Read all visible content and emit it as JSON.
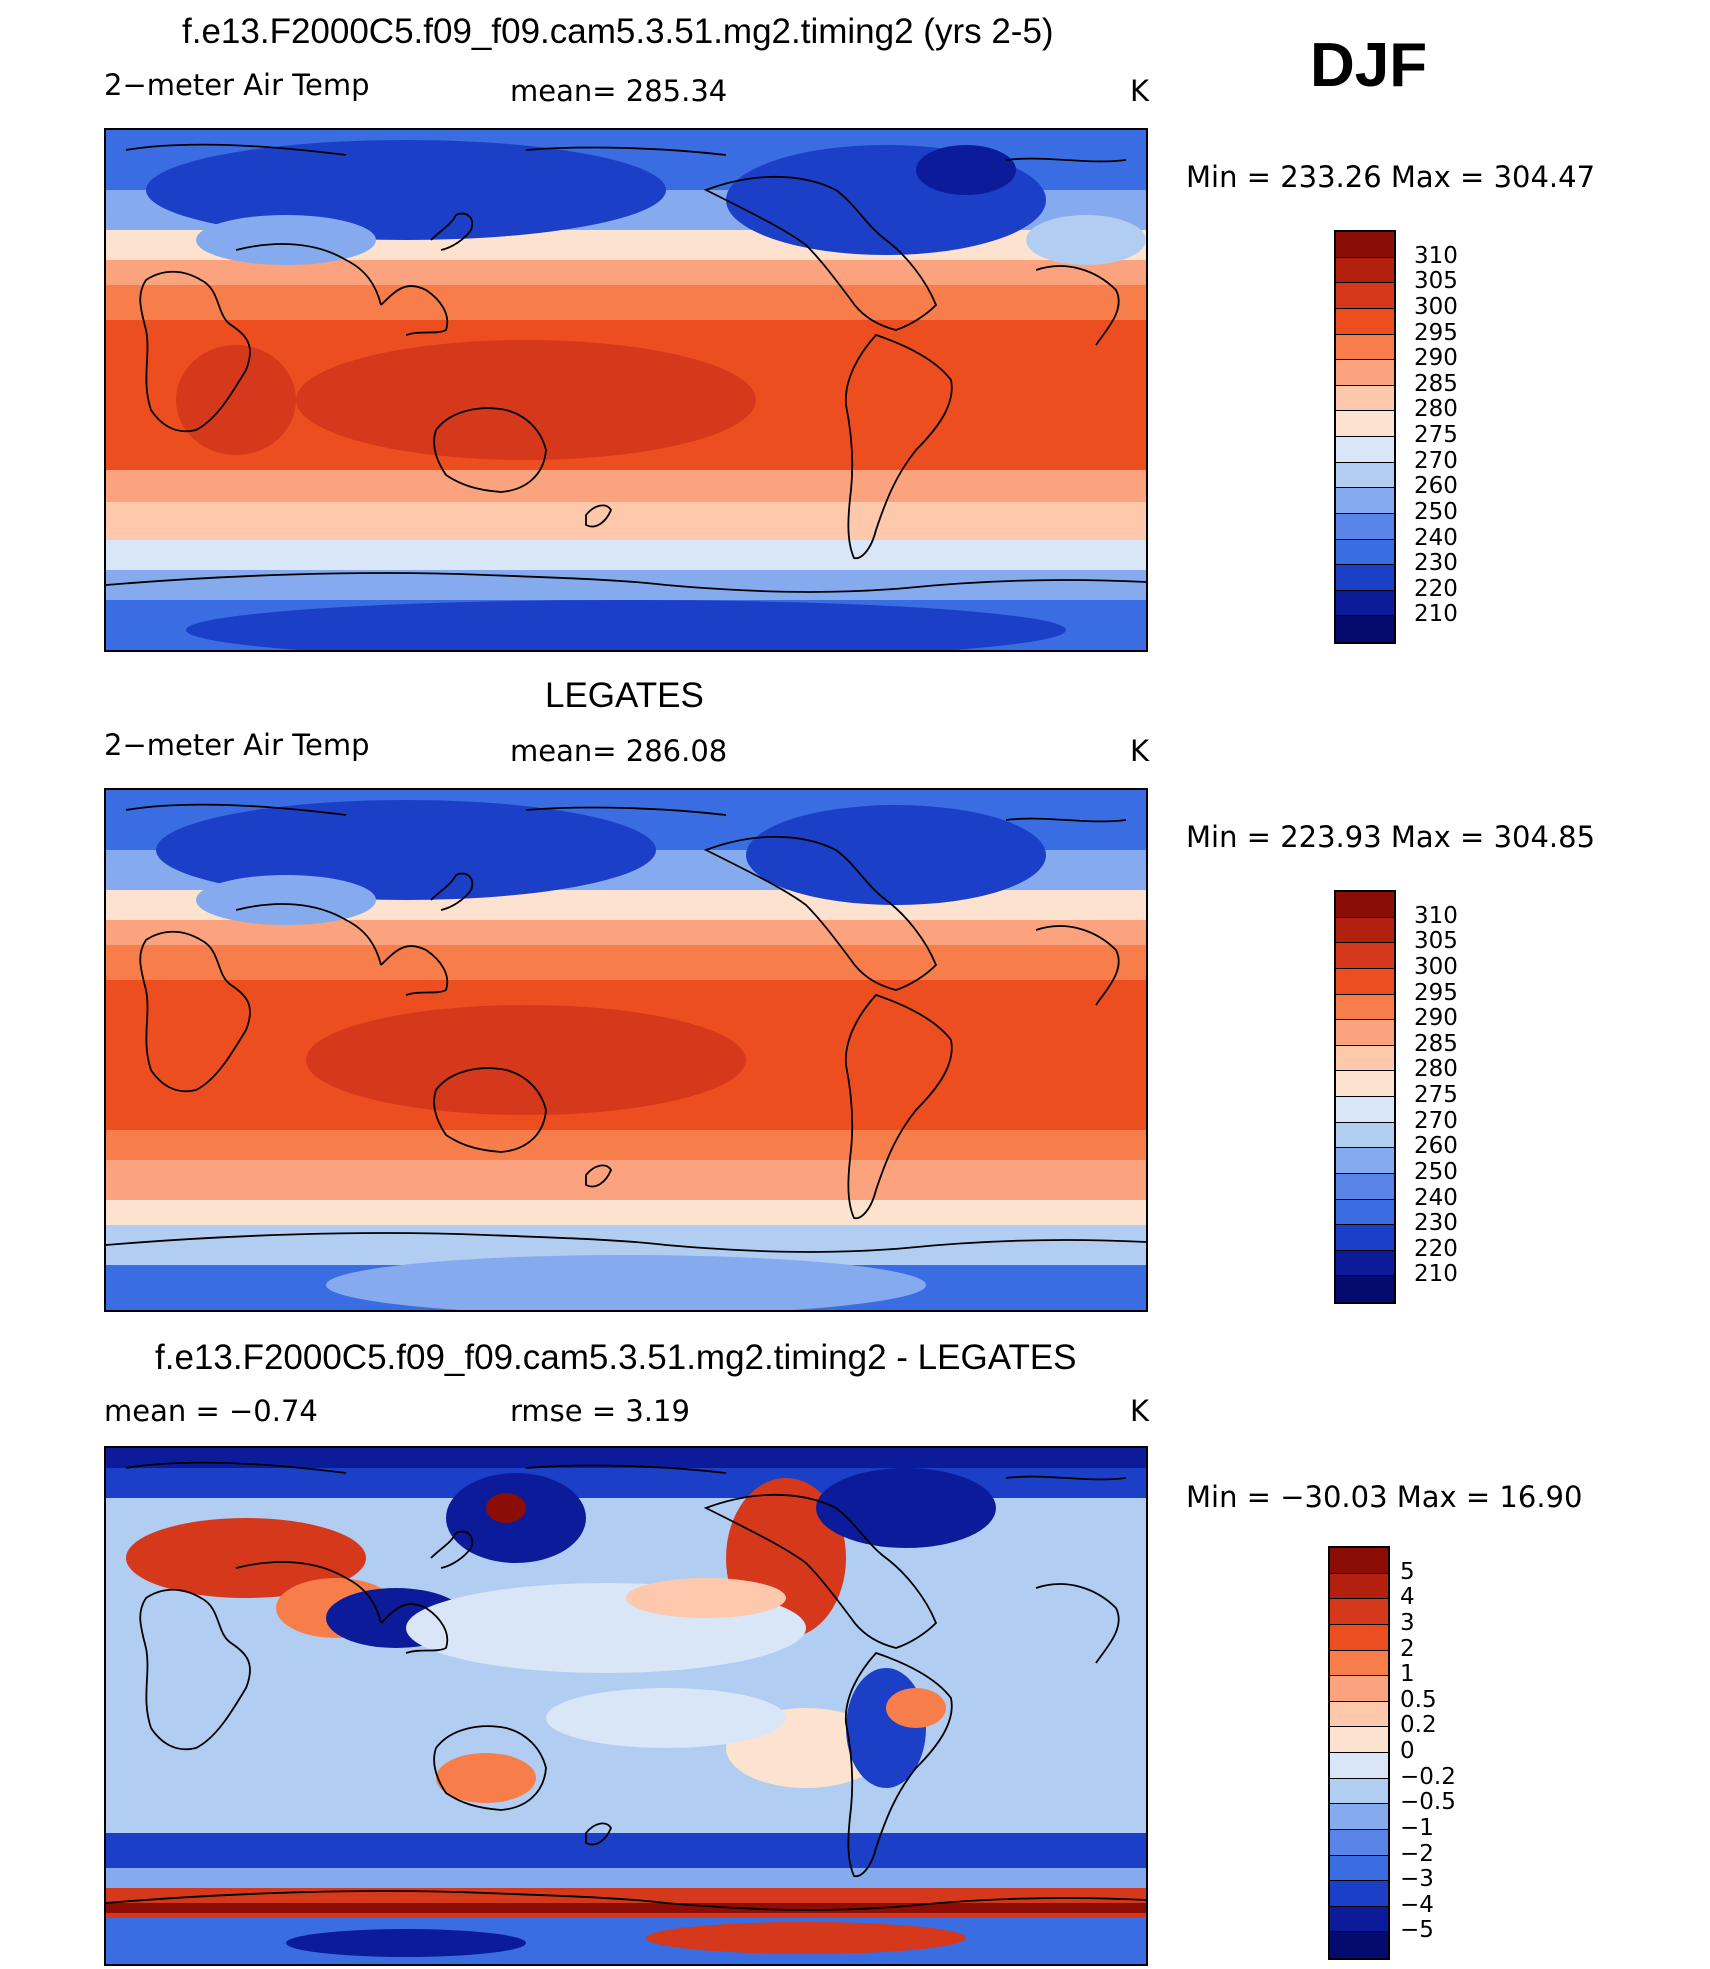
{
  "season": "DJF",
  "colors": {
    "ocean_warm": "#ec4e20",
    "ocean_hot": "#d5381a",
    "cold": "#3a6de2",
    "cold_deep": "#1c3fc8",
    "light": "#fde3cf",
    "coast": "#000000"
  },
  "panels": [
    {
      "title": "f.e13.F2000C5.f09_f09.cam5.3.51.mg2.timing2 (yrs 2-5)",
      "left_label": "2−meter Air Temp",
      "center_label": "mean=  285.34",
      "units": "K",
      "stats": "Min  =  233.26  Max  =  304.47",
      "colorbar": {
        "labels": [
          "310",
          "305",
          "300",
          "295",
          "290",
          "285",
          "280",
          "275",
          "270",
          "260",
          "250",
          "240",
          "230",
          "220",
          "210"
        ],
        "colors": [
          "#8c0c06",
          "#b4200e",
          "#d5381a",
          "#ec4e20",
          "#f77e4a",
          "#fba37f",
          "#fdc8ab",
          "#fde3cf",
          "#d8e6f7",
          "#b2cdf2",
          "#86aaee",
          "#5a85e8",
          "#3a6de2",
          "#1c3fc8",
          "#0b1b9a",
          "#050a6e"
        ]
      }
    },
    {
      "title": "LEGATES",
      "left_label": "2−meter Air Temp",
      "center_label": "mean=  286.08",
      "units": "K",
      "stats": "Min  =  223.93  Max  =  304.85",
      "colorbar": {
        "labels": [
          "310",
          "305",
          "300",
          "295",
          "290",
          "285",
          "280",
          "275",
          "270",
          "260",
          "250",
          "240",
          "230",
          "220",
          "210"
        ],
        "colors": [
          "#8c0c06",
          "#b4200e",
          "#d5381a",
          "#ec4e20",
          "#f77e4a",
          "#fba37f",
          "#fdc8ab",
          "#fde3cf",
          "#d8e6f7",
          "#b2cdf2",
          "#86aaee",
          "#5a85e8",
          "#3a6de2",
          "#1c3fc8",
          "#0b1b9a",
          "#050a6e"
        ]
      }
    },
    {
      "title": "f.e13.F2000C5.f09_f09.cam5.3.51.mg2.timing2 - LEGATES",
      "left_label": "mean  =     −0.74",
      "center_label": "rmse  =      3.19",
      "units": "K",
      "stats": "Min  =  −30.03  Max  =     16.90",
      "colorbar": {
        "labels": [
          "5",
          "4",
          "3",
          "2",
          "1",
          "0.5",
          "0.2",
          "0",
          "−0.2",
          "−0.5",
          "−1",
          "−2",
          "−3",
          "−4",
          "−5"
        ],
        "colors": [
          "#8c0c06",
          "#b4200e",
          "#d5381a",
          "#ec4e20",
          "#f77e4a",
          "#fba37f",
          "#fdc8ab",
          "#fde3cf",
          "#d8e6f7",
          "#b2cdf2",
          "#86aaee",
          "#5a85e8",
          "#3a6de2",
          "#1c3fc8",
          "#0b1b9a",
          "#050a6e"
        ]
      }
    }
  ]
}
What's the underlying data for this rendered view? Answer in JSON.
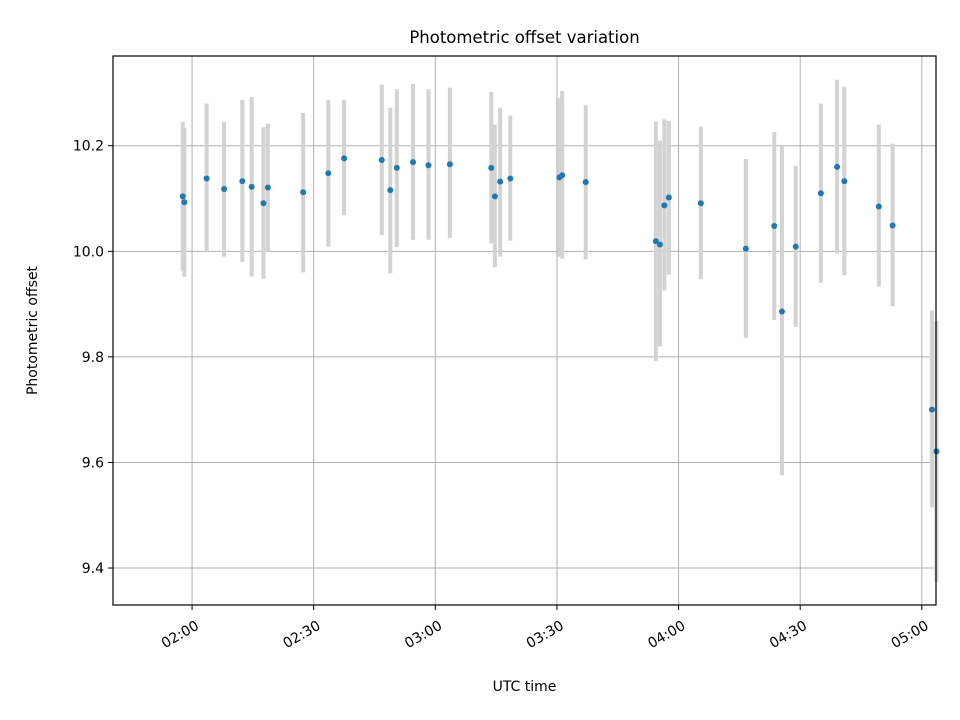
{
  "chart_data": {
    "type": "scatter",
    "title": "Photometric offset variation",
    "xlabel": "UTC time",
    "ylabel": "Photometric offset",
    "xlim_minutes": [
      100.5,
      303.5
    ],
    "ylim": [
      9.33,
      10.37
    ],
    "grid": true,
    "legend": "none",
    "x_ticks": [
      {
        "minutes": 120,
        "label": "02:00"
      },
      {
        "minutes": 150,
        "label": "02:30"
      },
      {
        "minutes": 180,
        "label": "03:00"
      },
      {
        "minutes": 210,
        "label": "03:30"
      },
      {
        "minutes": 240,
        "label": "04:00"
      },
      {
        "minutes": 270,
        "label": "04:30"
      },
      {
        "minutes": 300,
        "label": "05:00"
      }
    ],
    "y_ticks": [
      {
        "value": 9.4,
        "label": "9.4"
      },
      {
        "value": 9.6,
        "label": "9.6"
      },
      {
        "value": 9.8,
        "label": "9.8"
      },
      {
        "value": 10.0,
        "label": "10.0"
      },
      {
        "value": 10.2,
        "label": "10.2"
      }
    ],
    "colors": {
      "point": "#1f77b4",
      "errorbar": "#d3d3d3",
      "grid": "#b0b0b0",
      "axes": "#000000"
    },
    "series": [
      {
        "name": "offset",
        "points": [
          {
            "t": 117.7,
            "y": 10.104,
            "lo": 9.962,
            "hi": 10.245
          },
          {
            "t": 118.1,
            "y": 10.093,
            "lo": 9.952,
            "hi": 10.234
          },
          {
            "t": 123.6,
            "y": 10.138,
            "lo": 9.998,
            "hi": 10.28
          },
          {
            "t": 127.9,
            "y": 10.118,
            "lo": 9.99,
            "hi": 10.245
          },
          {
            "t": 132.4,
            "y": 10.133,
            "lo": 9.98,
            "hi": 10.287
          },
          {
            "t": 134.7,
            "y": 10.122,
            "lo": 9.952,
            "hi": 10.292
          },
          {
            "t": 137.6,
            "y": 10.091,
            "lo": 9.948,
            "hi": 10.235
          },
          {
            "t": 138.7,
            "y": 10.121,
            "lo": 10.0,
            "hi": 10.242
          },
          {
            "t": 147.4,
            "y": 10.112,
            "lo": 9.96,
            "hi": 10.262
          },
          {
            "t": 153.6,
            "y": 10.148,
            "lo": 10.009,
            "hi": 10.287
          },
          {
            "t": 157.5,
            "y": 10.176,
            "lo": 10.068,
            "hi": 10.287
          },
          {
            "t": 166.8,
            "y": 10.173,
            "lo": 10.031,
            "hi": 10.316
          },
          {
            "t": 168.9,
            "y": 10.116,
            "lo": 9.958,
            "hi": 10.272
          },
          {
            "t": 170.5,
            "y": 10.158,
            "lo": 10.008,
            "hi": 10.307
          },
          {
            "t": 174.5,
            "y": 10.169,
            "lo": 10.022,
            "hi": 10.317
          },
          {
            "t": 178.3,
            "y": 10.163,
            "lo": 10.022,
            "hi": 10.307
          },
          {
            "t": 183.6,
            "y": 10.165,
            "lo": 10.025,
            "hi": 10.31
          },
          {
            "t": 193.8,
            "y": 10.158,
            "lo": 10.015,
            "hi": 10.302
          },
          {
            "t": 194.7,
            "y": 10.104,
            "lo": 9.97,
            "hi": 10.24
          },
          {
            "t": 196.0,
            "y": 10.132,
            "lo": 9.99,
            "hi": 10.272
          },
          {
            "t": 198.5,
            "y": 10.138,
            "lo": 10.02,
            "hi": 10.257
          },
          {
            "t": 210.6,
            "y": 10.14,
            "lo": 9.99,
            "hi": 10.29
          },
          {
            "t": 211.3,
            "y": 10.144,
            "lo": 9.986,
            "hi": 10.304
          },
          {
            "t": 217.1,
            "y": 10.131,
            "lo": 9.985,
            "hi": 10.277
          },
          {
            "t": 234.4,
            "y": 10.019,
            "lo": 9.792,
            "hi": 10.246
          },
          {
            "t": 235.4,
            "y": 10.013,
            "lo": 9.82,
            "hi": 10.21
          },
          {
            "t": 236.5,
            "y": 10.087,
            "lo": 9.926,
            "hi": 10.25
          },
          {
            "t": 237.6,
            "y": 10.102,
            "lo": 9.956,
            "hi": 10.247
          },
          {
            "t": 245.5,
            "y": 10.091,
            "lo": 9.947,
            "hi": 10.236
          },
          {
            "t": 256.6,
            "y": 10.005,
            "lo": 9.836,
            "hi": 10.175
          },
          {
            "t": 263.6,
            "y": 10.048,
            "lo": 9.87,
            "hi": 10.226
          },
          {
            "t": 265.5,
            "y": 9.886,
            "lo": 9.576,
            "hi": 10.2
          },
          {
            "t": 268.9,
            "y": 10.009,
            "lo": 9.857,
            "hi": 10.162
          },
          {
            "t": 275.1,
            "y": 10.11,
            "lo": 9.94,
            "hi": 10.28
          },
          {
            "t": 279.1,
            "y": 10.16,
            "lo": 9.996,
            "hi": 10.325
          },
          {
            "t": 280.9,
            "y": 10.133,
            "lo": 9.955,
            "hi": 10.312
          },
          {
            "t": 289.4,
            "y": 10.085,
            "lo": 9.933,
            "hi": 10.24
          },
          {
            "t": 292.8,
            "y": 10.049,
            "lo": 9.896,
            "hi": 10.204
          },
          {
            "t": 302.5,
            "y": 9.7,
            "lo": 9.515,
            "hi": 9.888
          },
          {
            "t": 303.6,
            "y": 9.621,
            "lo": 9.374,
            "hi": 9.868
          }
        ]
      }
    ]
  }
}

-----

» EXERCISE OBJECTIVE
What is the number of lines containing "title"? Give that number only.

» REPLY TO THE TASK
4